Where the data below has the string "text", return the whole line.

• Provided material:
START

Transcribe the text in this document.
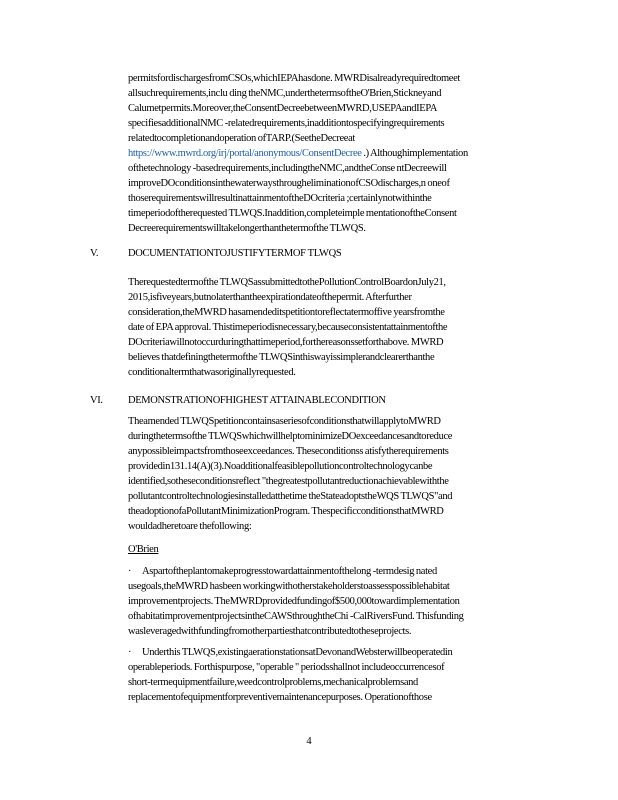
permitsfordischargesfromCSOs,whichIEPAhasdone. MWRDisalreadyrequiredtomeet
allsuchrequirements,inclu ding theNMC,underthetermsoftheO'Brien,Stickneyand
Calumetpermits.Moreover,theConsentDecreebetweenMWRD,USEPAandIEPA
specifiesadditionalNMC -relatedrequirements,inadditiontospecifyingrequirements
relatedtocompletionandoperation ofTARP.(SeetheDecreeat
https://www.mwrd.org/irj/portal/anonymous/ConsentDecree .) Althoughimplementation
ofthetechnology -basedrequirements,includingtheNMC,andtheConse ntDecreewill
improveDOconditionsinthewaterwaysthrougheliminationofCSOdischarges,n oneof
thoserequirementswillresultinattainmentoftheDOcriteria ;certainlynotwithinthe
timeperiodoftherequested TLWQS.Inaddition,completeimple mentationoftheConsent
Decreerequirementswilltakelongerthanthetermofthe TLWQS.
V.	DOCUMENTATIONTOJUSTIFYTERMOF TLWQS
Therequestedtermofthe TLWQSassubmittedtothePollutionControlBoardonJuly21,
2015,isfiveyears,butnolaterthantheexpirationdateofthepermit. Afterfurther
consideration,theMWRD hasamendeditspetitiontoreflectatermoffive yearsfromthe
date of EPA approval. Thistimeperiodisnecessary,becauseconsistentattainmentofthe
DOcriteriawillnotoccurduringthattimeperiod,forthereasonssetforthabove. MWRD
believes thatdefiningthetermofthe TLWQSinthiswayissimplerandclearerthanthe
conditionaltermthatwasoriginallyrequested.
VI. DEMONSTRATIONOFHIGHEST ATTAINABLECONDITION
Theamended TLWQSpetitioncontainsaseriesofconditionsthatwillapplytoMWRD
duringthetermsofthe TLWQSwhichwillhelptominimizeDOexceedancesandtoreduce
anypossibleimpactsfromthoseexceedances. Theseconditionss atisfytherequirements
providedin131.14(A)(3).Noadditionalfeasiblepollutioncontroltechnologycanbe
identified,sotheseconditionsreflect "thegreatestpollutantreductionachievablewiththe
pollutantcontroltechnologiesinstalledatthetime theStateadoptstheWQS TLWQS"and
theadoptionofaPollutantMinimizationProgram. ThespecificconditionsthatMWRD
wouldadheretoare thefollowing:
O'Brien
· Aspartoftheplantomakeprogresstowardattainmentofthelong -termdesig nated
usegoals,theMWRD hasbeen workingwithotherstakeholderstoassesspossiblehabitat
improvementprojects. TheMWRDprovidedfundingof$500,000towardimplementation
ofhabitatimprovementprojectsintheCAWSthroughtheChi -CalRiversFund. Thisfunding
wasleveragedwithfundingfromotherpartiesthatcontributedtotheseprojects.
· Underthis TLWQS,existingaerationstationsatDevonandWebsterwillbeoperatedin
operableperiods. Forthispurpose, "operable " periodsshallnot includeoccurrencesof
short-termequipmentfailure,weedcontrolproblems,mechanicalproblemsand
replacementofequipmentforpreventivemaintenancepurposes. Operationofthose
4
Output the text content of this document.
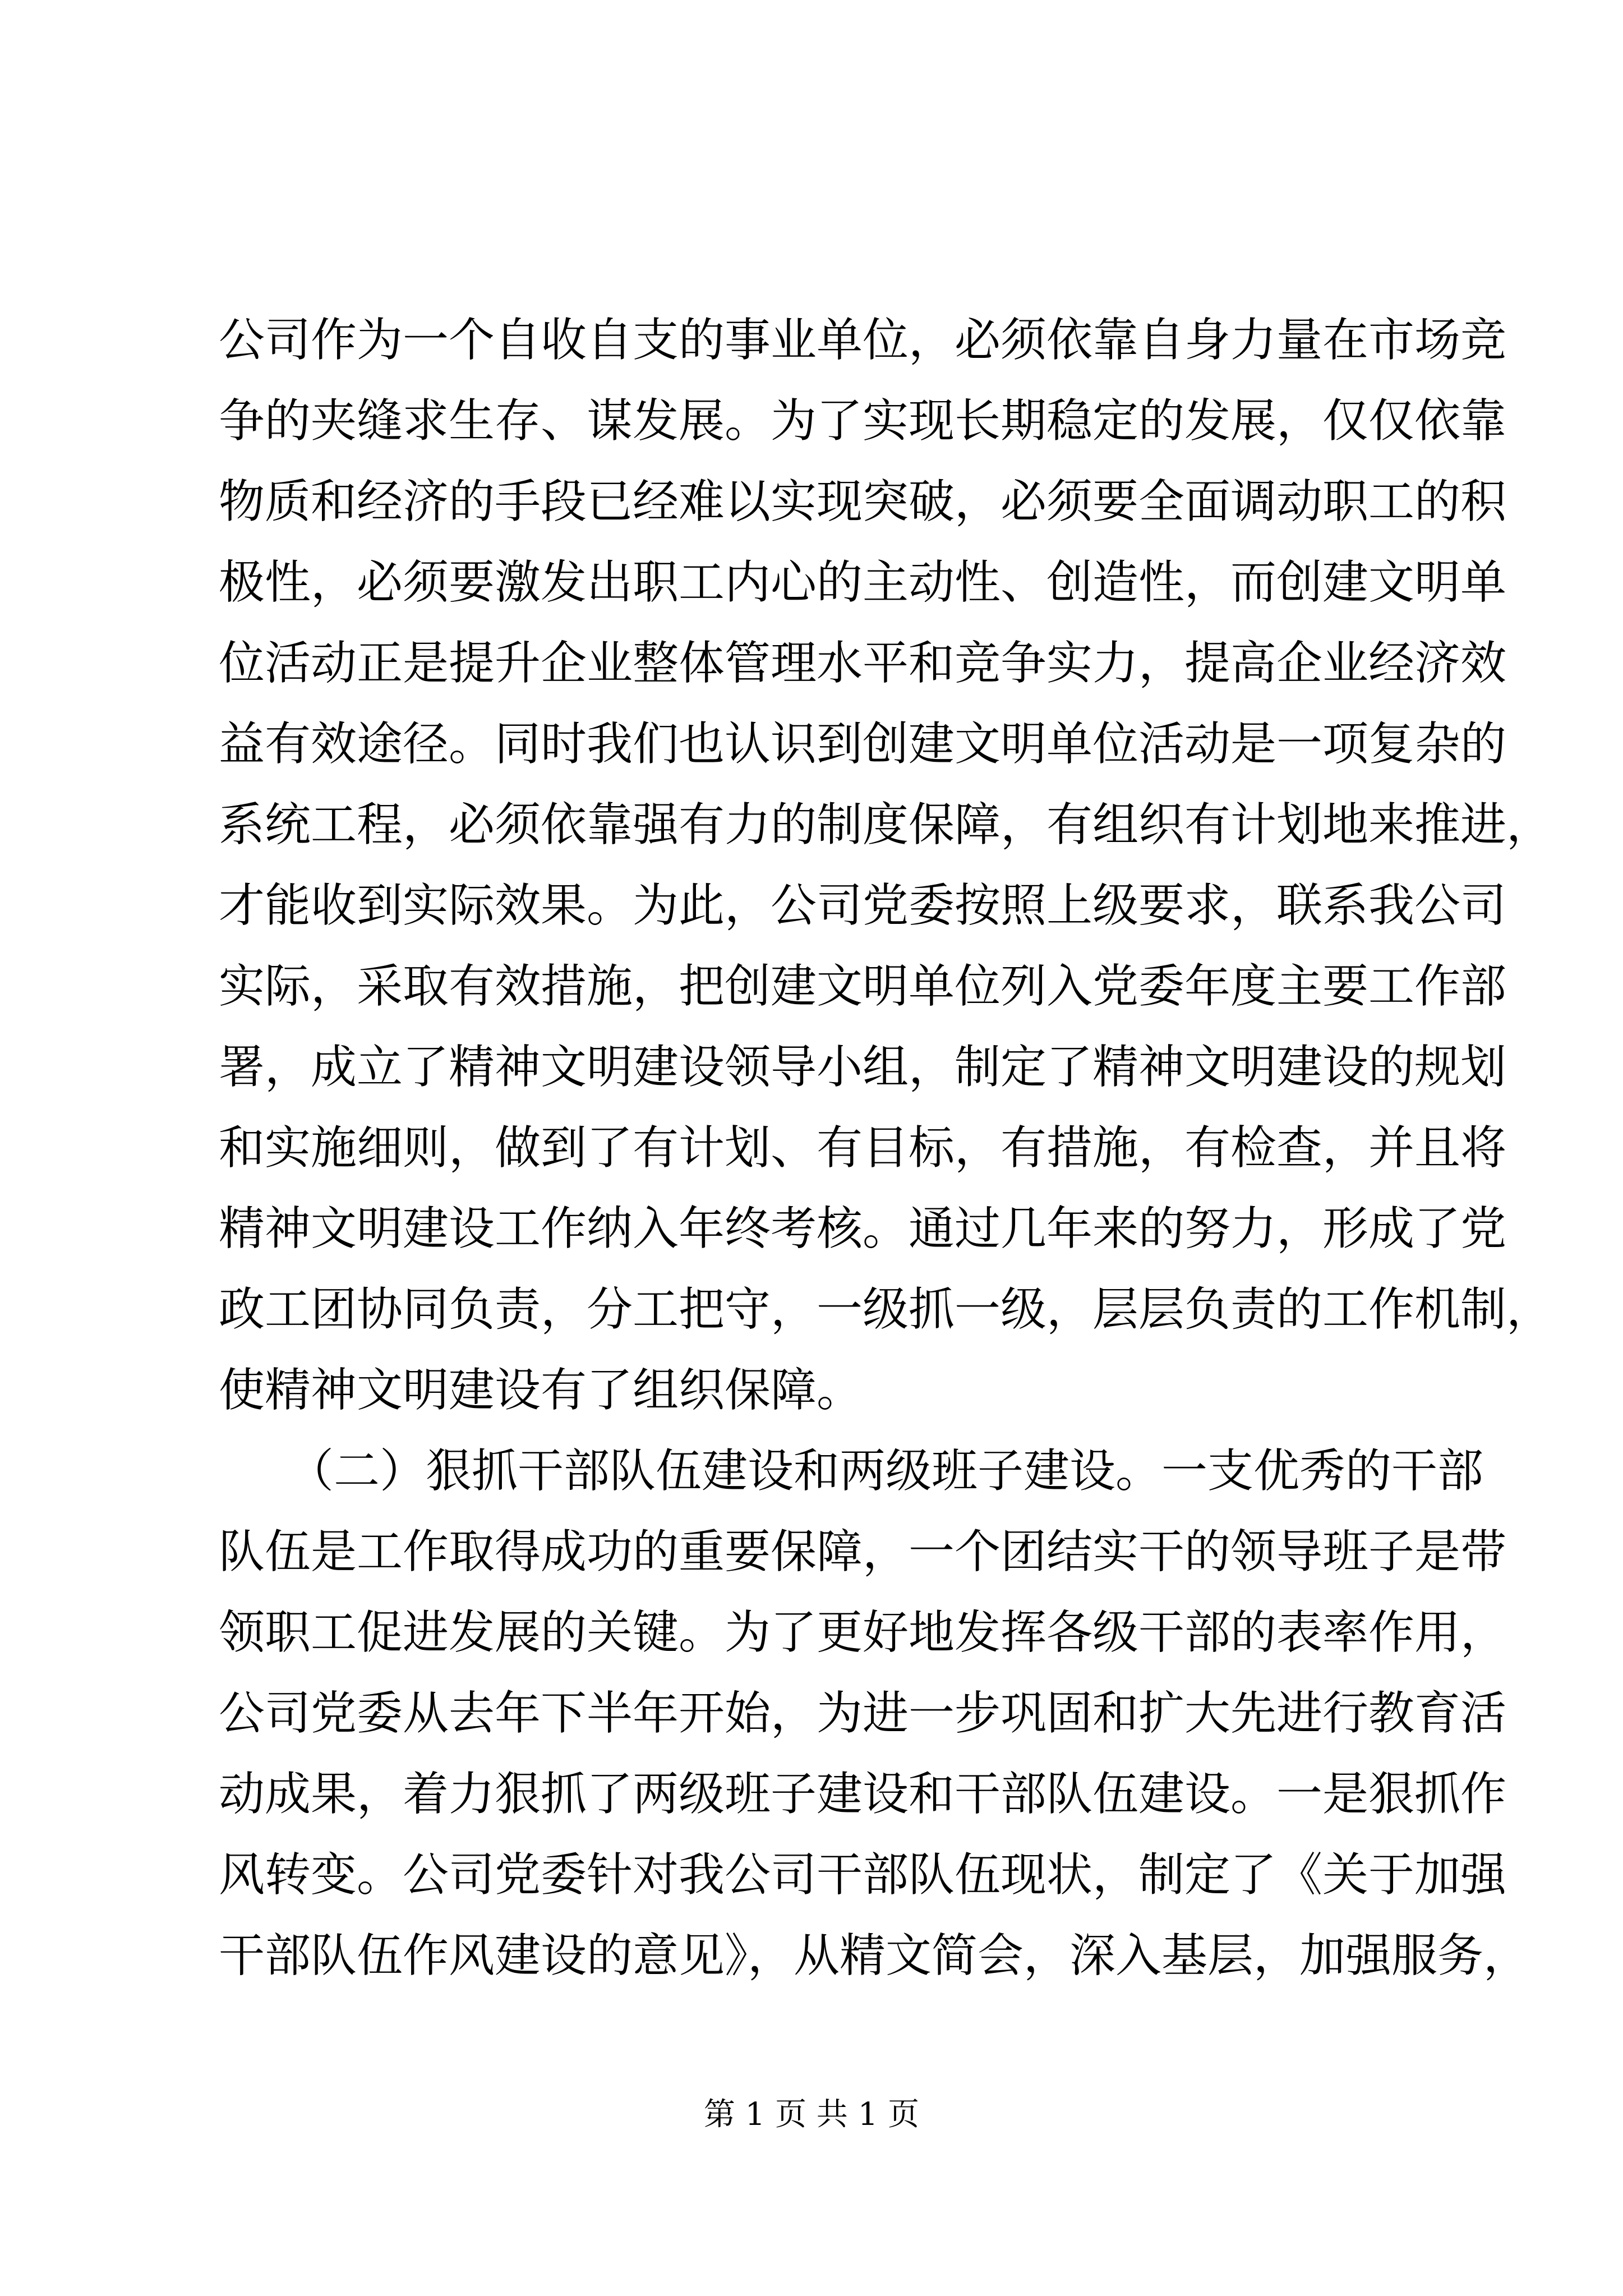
公司作为一个自收自支的事业单位，必须依靠自身力量在市场竞
争的夹缝求生存、谋发展。为了实现长期稳定的发展，仅仅依靠
物质和经济的手段已经难以实现突破，必须要全面调动职工的积
极性，必须要激发出职工内心的主动性、创造性，而创建文明单
位活动正是提升企业整体管理水平和竞争实力，提高企业经济效
益有效途径。同时我们也认识到创建文明单位活动是一项复杂的
系统工程，必须依靠强有力的制度保障，有组织有计划地来推进，
才能收到实际效果。为此，公司党委按照上级要求，联系我公司
实际，采取有效措施，把创建文明单位列入党委年度主要工作部
署，成立了精神文明建设领导小组，制定了精神文明建设的规划
和实施细则，做到了有计划、有目标，有措施，有检查，并且将
精神文明建设工作纳入年终考核。通过几年来的努力，形成了党
政工团协同负责，分工把守，一级抓一级，层层负责的工作机制，
使精神文明建设有了组织保障。
　　（二）狠抓干部队伍建设和两级班子建设。一支优秀的干部
队伍是工作取得成功的重要保障，一个团结实干的领导班子是带
领职工促进发展的关键。为了更好地发挥各级干部的表率作用，
公司党委从去年下半年开始，为进一步巩固和扩大先进行教育活
动成果，着力狠抓了两级班子建设和干部队伍建设。一是狠抓作
风转变。公司党委针对我公司干部队伍现状，制定了《关于加强
干部队伍作风建设的意见》，从精文简会，深入基层，加强服务，
第 1 页 共 1 页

END

• Task answer:
Transcribe the text in this document.
Output the text content of this document.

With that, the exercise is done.